Exercise task :: Lay out the stretch from the first line through the line containing "code-block: EXPLAIN ANALYZE", both included, as a JSON list of strings with one string per line. Leave out blank lines.

Records supplied ::
BEGIN

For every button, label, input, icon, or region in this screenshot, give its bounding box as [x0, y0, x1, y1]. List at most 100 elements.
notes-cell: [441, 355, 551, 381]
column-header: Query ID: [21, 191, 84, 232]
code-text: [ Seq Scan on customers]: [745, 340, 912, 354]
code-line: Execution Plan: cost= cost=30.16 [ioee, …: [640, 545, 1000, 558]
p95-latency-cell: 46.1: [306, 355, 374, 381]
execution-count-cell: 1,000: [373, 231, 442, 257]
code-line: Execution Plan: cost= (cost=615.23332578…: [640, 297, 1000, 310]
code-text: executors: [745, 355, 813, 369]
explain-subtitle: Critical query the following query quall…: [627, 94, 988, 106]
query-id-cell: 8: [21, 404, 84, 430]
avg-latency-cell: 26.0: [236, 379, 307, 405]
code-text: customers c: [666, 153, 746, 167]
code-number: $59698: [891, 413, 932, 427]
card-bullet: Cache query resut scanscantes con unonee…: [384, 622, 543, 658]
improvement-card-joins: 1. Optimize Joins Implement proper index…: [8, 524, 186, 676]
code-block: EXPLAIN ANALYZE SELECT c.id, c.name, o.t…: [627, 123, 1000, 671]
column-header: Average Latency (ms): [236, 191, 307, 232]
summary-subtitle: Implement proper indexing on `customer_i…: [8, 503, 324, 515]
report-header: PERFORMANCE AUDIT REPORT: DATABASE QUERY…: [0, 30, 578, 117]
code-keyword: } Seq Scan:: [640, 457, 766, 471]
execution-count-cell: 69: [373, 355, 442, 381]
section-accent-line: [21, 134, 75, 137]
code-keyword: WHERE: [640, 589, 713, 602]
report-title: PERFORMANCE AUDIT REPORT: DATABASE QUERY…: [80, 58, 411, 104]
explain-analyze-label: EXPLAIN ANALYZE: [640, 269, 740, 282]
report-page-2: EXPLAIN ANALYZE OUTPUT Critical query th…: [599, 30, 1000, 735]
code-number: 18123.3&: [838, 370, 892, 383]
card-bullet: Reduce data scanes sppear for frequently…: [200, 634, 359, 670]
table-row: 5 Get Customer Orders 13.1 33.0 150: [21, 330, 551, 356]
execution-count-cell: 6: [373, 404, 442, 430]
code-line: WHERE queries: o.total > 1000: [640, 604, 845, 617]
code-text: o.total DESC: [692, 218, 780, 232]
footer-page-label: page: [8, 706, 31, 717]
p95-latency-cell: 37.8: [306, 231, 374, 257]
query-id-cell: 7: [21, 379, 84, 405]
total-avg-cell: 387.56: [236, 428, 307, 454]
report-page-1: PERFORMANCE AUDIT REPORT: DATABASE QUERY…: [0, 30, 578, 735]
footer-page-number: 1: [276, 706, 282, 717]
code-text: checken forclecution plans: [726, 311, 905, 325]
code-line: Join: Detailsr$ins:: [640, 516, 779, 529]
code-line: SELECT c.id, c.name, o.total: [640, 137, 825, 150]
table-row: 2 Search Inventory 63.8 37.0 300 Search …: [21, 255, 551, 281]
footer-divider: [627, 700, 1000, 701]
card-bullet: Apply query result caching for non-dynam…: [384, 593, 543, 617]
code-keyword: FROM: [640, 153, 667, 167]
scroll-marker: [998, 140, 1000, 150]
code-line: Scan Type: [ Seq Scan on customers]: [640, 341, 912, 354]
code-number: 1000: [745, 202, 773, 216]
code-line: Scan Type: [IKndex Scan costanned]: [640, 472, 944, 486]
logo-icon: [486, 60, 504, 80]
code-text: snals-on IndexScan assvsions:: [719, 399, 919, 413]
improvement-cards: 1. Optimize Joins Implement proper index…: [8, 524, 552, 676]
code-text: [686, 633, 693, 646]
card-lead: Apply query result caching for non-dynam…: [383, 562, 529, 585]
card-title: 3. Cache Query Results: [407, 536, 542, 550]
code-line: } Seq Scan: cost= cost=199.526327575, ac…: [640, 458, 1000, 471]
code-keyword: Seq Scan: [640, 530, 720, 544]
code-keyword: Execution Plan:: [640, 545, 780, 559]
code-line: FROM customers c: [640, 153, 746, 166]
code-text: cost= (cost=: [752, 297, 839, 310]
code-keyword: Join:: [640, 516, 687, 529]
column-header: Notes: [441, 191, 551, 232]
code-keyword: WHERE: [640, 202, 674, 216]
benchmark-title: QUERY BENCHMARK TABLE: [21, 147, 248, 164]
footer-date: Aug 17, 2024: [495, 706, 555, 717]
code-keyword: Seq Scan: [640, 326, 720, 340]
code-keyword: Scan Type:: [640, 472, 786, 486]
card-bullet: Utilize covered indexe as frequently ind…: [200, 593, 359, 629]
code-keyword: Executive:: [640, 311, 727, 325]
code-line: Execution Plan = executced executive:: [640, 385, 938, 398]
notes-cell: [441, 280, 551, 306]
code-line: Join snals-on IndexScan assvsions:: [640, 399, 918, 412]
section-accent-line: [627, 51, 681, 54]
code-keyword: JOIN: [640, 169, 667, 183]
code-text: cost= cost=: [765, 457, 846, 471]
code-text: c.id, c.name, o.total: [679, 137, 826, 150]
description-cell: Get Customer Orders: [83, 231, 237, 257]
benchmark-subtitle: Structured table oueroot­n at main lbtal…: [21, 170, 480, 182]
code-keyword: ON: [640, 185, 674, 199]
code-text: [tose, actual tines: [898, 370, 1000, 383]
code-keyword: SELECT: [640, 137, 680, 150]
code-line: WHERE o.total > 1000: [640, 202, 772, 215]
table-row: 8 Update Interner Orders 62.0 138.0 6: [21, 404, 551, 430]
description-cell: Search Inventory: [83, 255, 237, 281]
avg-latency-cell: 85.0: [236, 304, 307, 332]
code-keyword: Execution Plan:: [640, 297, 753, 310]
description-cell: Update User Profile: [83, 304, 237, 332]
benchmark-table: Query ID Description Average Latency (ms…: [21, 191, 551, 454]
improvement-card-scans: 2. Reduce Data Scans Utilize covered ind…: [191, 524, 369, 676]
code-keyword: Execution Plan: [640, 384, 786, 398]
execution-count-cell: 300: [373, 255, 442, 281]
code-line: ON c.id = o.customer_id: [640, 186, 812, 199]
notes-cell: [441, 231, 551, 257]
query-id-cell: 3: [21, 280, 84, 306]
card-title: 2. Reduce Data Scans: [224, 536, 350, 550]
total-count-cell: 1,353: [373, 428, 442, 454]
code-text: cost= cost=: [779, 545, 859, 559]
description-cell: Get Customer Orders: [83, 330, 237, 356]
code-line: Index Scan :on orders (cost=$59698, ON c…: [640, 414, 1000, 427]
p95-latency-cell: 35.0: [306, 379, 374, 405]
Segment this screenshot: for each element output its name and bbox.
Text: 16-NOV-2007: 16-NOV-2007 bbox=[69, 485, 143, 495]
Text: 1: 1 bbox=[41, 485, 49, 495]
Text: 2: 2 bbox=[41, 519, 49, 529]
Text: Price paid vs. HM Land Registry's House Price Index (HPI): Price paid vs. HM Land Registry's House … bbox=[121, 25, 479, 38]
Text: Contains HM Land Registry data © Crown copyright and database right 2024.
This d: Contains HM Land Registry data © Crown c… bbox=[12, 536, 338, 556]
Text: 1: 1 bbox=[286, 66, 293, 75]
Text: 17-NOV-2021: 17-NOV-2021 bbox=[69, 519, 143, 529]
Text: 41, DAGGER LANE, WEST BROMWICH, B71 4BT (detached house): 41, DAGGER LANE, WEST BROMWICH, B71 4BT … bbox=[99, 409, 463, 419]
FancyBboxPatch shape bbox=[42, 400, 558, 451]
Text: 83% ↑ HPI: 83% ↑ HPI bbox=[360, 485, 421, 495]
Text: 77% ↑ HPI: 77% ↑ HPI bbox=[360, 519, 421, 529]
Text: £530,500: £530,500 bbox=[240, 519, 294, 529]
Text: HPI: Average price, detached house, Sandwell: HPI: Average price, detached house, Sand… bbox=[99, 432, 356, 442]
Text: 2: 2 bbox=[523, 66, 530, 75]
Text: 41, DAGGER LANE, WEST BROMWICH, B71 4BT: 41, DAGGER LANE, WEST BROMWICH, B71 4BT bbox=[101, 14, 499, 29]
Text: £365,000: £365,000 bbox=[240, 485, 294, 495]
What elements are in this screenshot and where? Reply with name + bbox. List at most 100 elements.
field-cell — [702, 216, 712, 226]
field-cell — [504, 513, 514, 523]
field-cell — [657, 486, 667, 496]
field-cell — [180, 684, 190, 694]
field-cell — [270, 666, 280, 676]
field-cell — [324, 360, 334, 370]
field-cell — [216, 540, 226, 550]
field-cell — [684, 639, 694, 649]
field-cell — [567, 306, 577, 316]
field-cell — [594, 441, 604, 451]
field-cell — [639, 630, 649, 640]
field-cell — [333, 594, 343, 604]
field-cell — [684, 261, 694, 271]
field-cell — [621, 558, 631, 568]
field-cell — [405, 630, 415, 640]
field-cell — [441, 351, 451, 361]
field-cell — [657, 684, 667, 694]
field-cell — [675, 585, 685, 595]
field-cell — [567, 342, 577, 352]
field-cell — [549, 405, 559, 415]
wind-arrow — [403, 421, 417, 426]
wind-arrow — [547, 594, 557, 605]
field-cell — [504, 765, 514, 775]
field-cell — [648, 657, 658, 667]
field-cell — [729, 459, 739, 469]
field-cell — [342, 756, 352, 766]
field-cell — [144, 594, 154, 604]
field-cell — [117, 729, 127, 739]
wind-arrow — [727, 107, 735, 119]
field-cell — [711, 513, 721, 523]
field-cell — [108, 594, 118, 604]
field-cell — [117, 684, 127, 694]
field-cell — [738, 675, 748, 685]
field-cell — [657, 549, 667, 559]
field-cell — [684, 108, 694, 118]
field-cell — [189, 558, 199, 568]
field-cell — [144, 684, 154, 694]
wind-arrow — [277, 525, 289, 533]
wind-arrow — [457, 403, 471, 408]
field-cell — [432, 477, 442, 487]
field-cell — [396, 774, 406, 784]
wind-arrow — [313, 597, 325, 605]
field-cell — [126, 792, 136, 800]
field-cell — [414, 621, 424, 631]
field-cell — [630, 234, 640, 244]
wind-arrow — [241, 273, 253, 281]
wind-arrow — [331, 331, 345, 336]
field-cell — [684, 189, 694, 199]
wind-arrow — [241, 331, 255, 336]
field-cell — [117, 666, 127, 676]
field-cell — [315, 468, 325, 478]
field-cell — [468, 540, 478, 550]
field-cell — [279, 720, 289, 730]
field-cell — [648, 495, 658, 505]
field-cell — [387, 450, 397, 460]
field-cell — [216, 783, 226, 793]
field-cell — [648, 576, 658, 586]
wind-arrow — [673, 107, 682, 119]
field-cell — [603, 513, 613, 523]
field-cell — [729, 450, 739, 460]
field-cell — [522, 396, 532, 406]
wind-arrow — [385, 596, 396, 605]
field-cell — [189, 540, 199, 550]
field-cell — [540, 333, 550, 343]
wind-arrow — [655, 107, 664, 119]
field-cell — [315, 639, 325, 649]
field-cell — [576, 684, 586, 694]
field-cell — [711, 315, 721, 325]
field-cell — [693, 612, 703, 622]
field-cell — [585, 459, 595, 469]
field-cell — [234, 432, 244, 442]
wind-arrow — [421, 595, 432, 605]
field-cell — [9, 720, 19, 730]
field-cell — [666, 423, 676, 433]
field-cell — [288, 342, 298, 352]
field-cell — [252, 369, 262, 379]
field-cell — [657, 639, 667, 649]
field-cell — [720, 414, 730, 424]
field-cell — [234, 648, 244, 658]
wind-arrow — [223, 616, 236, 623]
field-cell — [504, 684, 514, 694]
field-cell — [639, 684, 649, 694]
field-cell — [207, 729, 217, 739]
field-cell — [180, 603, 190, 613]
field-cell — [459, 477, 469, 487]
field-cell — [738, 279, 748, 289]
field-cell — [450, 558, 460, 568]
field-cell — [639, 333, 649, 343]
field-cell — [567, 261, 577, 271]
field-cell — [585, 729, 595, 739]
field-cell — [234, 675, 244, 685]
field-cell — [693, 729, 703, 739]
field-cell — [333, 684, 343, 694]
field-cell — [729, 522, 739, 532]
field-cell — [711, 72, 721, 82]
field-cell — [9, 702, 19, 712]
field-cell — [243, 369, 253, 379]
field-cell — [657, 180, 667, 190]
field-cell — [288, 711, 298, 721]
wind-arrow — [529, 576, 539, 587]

END

Exercise result ::
[
  "For every button, label, input, icon, or region in this screenshot, give its bounding box as [x0, y0, x1, y1]. List at most 100 elements.",
  "notes-cell: [441, 355, 551, 381]",
  "column-header: Query ID: [21, 191, 84, 232]",
  "code-text: [ Seq Scan on customers]: [745, 340, 912, 354]",
  "code-line: Execution Plan: cost= cost=30.16 [ioee, …: [640, 545, 1000, 558]",
  "p95-latency-cell: 46.1: [306, 355, 374, 381]",
  "execution-count-cell: 1,000: [373, 231, 442, 257]",
  "code-line: Execution Plan: cost= (cost=615.23332578…: [640, 297, 1000, 310]",
  "code-text: executors: [745, 355, 813, 369]",
  "explain-subtitle: Critical query the following query quall…: [627, 94, 988, 106]",
  "query-id-cell: 8: [21, 404, 84, 430]",
  "avg-latency-cell: 26.0: [236, 379, 307, 405]",
  "code-text: customers c: [666, 153, 746, 167]",
  "code-number: $59698: [891, 413, 932, 427]",
  "card-bullet: Cache query resut scanscantes con unonee…: [384, 622, 543, 658]",
  "improvement-card-joins: 1. Optimize Joins Implement proper index…: [8, 524, 186, 676]",
  "code-block: EXPLAIN ANALYZE SELECT c.id, c.name, o.t…: [627, 123, 1000, 671]"
]